> [To be done]
Below is a set of records. Repeat all of them exactly.

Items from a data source

--- Begin ---

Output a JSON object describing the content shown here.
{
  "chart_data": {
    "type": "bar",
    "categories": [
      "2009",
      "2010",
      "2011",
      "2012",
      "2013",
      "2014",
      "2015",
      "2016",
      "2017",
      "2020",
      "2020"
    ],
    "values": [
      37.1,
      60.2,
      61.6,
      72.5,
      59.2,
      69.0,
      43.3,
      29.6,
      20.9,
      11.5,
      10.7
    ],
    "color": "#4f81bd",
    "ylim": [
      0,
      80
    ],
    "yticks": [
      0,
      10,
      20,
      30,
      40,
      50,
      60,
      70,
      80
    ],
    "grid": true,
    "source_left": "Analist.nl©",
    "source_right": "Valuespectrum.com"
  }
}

--- End ---

> [Result for this task]
Output a JSON object describing the content shown here.
{
  "chart_data": {
    "type": "bar",
    "categories": [
      "2009",
      "2010",
      "2011",
      "2012",
      "2013",
      "2014",
      "2015",
      "2016",
      "2017",
      "2020",
      "2020"
    ],
    "values": [
      37.1,
      60.2,
      61.6,
      72.5,
      59.2,
      69.0,
      43.3,
      29.6,
      20.9,
      11.5,
      10.7
    ],
    "color": "#4f81bd",
    "ylim": [
      0,
      80
    ],
    "yticks": [
      0,
      10,
      20,
      30,
      40,
      50,
      60,
      70,
      80
    ],
    "grid": true,
    "source_left": "Analist.nl©",
    "source_right": "Valuespectrum.com"
  }
}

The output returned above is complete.